**Short problem 1**
In the passage on the post-Civil War labor movement, who established the National Labor Union?
**Short problem 2**
Translate this sentence from the passage on the post-Civil War labor movement into Spanish: "The great strikes of 1877, for instance, broke out in response to wage cuts and paralyzed much of the country's railroads for weeks."

___ Passage provided

In the period following the Civil War, a new union movement began to emerge, starting with William H. Sylvis's establishment of the National Labor Union (NLU). This movement, too, divided along the axis of race, with white workers tending to form unions, such as the NLU, that might fiercely oppose capitalism yet compromise completely on matters of race, often supporting the exclusion of African Americans, Asians, Latinos, and the First Nations. And at each juncture in its struggle to unite workers and win concessions from employers, the union movement was divided over the question of exclusion. The great strikes of 1877, for instance, broke out in response to wage cuts and paralyzed much of the country's railroads for weeks. This bitter struggle took place at the same time that Reconstruction was being abandoned in the South, yet white labor did not see the course of Reconstruction as central to the future of the working class. The Knights of Labor, a dramatic effort to build a national labor federation during the 1880s, which at one point had seven hundred thousand members, openly welcomed African American and Mexicano/Chicano workers, yet shunned the Chinese!

______
___ Data supplied

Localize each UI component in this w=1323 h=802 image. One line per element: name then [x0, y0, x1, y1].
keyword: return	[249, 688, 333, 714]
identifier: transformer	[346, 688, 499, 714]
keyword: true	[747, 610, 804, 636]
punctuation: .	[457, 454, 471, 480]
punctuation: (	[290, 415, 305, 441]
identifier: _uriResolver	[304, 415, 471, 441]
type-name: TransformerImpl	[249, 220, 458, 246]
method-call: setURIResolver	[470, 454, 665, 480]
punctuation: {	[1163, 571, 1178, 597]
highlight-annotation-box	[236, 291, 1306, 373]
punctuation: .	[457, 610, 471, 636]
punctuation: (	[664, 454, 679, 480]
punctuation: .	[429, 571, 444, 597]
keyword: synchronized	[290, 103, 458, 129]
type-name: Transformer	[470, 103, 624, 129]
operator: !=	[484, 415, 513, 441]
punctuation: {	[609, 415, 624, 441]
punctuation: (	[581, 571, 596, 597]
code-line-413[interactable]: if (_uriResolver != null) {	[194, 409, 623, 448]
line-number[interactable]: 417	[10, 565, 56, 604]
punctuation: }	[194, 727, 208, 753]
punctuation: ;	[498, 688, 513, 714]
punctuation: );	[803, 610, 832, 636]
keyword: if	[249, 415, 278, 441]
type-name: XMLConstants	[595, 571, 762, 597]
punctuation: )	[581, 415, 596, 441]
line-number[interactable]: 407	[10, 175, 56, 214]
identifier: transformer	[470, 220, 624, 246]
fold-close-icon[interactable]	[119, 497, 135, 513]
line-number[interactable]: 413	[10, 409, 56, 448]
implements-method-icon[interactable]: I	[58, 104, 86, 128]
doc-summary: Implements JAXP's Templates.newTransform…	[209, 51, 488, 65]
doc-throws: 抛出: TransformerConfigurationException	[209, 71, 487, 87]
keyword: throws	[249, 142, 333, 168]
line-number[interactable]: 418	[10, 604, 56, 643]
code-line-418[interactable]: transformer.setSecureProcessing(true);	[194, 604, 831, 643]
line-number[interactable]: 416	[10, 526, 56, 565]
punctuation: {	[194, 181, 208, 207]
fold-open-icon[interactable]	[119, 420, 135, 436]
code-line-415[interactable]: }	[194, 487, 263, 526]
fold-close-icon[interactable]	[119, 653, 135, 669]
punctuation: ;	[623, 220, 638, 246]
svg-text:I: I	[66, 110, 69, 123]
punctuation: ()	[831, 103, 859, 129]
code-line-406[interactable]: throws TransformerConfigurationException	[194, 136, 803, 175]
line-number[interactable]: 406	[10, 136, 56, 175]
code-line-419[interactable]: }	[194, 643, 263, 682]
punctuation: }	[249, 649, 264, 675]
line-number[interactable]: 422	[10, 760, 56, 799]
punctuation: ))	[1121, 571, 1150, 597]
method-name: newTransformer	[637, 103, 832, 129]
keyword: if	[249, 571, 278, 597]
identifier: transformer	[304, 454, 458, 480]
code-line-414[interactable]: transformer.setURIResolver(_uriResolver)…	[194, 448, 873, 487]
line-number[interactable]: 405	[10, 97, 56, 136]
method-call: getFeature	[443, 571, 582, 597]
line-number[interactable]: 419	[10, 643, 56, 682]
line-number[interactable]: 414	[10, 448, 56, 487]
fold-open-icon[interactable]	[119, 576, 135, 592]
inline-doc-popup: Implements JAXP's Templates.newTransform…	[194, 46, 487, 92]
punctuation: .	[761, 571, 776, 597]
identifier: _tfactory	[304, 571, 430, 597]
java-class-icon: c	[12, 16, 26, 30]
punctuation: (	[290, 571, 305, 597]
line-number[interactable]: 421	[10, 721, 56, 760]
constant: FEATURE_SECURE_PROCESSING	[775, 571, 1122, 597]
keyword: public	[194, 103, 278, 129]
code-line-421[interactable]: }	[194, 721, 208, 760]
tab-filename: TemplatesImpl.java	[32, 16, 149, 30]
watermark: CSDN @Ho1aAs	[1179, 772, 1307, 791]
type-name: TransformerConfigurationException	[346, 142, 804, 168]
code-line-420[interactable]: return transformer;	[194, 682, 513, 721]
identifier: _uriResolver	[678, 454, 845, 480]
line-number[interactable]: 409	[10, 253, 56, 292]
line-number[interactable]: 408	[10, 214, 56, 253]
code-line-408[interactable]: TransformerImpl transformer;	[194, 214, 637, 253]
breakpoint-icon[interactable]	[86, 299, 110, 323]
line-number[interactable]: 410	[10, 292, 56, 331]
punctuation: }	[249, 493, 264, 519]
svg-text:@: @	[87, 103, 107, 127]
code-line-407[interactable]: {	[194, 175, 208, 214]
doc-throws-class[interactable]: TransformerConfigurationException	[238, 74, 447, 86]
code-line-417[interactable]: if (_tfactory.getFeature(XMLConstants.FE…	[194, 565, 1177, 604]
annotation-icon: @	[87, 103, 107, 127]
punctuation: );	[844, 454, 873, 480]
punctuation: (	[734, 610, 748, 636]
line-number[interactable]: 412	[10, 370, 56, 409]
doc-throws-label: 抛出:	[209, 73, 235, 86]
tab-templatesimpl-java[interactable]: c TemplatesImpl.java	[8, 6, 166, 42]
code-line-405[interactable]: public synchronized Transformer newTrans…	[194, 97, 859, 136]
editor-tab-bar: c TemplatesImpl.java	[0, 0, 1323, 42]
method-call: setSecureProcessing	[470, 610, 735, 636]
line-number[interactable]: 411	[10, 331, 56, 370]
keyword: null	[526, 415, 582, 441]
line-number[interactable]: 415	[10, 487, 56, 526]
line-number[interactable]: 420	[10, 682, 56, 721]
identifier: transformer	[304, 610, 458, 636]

______

**Reply 1**
William H. Sylvis

**Reply 2**
Las grandes huelgas de 1877, por ejemplo, estallaron en respuesta a los recortes salariales y paralizaron gran parte de los ferrocarriles del país durante semanas.